Records contained in a dataset

## start

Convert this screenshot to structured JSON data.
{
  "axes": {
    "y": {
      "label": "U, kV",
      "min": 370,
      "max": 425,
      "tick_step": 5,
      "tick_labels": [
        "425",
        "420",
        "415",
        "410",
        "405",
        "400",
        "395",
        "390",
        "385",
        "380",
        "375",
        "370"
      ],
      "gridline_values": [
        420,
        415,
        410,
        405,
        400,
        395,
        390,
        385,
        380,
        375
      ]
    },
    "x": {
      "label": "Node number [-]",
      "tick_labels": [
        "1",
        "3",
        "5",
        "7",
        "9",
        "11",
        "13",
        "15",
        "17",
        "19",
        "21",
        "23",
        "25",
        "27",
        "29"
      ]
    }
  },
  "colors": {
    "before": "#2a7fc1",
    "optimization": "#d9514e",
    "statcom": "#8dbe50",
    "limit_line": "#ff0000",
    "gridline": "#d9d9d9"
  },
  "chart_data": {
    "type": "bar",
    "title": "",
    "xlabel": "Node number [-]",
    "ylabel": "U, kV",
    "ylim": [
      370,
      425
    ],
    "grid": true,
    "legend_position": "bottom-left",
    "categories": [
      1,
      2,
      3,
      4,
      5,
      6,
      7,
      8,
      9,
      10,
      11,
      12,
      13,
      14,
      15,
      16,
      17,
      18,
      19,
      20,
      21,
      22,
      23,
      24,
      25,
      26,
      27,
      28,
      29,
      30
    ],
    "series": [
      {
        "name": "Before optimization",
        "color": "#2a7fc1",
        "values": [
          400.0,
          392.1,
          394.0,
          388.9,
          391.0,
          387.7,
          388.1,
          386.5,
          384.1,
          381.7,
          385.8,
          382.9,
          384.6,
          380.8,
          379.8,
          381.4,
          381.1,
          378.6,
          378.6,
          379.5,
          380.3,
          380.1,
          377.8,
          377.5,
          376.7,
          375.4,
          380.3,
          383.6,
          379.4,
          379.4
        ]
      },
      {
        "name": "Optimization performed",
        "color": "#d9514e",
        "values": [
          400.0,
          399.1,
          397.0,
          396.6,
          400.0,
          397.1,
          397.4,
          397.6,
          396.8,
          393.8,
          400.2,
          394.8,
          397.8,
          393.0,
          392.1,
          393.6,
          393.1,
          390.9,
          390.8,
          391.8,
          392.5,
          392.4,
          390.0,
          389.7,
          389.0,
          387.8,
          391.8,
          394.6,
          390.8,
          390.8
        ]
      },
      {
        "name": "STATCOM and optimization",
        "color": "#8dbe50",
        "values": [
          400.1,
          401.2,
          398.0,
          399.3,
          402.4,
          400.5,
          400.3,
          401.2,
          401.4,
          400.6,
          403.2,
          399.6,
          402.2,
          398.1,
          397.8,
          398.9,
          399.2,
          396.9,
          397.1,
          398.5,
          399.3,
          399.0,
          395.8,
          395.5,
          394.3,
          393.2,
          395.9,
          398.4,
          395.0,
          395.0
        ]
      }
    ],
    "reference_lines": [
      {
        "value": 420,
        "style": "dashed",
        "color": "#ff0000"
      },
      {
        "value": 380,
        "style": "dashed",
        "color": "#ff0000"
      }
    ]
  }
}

## end

* _REQUIRED TASK_: Repeat each of the entries above precisely as given.

* _RIGHT ANSWER_:
Convert this screenshot to structured JSON data.
{
  "axes": {
    "y": {
      "label": "U, kV",
      "min": 370,
      "max": 425,
      "tick_step": 5,
      "tick_labels": [
        "425",
        "420",
        "415",
        "410",
        "405",
        "400",
        "395",
        "390",
        "385",
        "380",
        "375",
        "370"
      ],
      "gridline_values": [
        420,
        415,
        410,
        405,
        400,
        395,
        390,
        385,
        380,
        375
      ]
    },
    "x": {
      "label": "Node number [-]",
      "tick_labels": [
        "1",
        "3",
        "5",
        "7",
        "9",
        "11",
        "13",
        "15",
        "17",
        "19",
        "21",
        "23",
        "25",
        "27",
        "29"
      ]
    }
  },
  "colors": {
    "before": "#2a7fc1",
    "optimization": "#d9514e",
    "statcom": "#8dbe50",
    "limit_line": "#ff0000",
    "gridline": "#d9d9d9"
  },
  "chart_data": {
    "type": "bar",
    "title": "",
    "xlabel": "Node number [-]",
    "ylabel": "U, kV",
    "ylim": [
      370,
      425
    ],
    "grid": true,
    "legend_position": "bottom-left",
    "categories": [
      1,
      2,
      3,
      4,
      5,
      6,
      7,
      8,
      9,
      10,
      11,
      12,
      13,
      14,
      15,
      16,
      17,
      18,
      19,
      20,
      21,
      22,
      23,
      24,
      25,
      26,
      27,
      28,
      29,
      30
    ],
    "series": [
      {
        "name": "Before optimization",
        "color": "#2a7fc1",
        "values": [
          400.0,
          392.1,
          394.0,
          388.9,
          391.0,
          387.7,
          388.1,
          386.5,
          384.1,
          381.7,
          385.8,
          382.9,
          384.6,
          380.8,
          379.8,
          381.4,
          381.1,
          378.6,
          378.6,
          379.5,
          380.3,
          380.1,
          377.8,
          377.5,
          376.7,
          375.4,
          380.3,
          383.6,
          379.4,
          379.4
        ]
      },
      {
        "name": "Optimization performed",
        "color": "#d9514e",
        "values": [
          400.0,
          399.1,
          397.0,
          396.6,
          400.0,
          397.1,
          397.4,
          397.6,
          396.8,
          393.8,
          400.2,
          394.8,
          397.8,
          393.0,
          392.1,
          393.6,
          393.1,
          390.9,
          390.8,
          391.8,
          392.5,
          392.4,
          390.0,
          389.7,
          389.0,
          387.8,
          391.8,
          394.6,
          390.8,
          390.8
        ]
      },
      {
        "name": "STATCOM and optimization",
        "color": "#8dbe50",
        "values": [
          400.1,
          401.2,
          398.0,
          399.3,
          402.4,
          400.5,
          400.3,
          401.2,
          401.4,
          400.6,
          403.2,
          399.6,
          402.2,
          398.1,
          397.8,
          398.9,
          399.2,
          396.9,
          397.1,
          398.5,
          399.3,
          399.0,
          395.8,
          395.5,
          394.3,
          393.2,
          395.9,
          398.4,
          395.0,
          395.0
        ]
      }
    ],
    "reference_lines": [
      {
        "value": 420,
        "style": "dashed",
        "color": "#ff0000"
      },
      {
        "value": 380,
        "style": "dashed",
        "color": "#ff0000"
      }
    ]
  }
}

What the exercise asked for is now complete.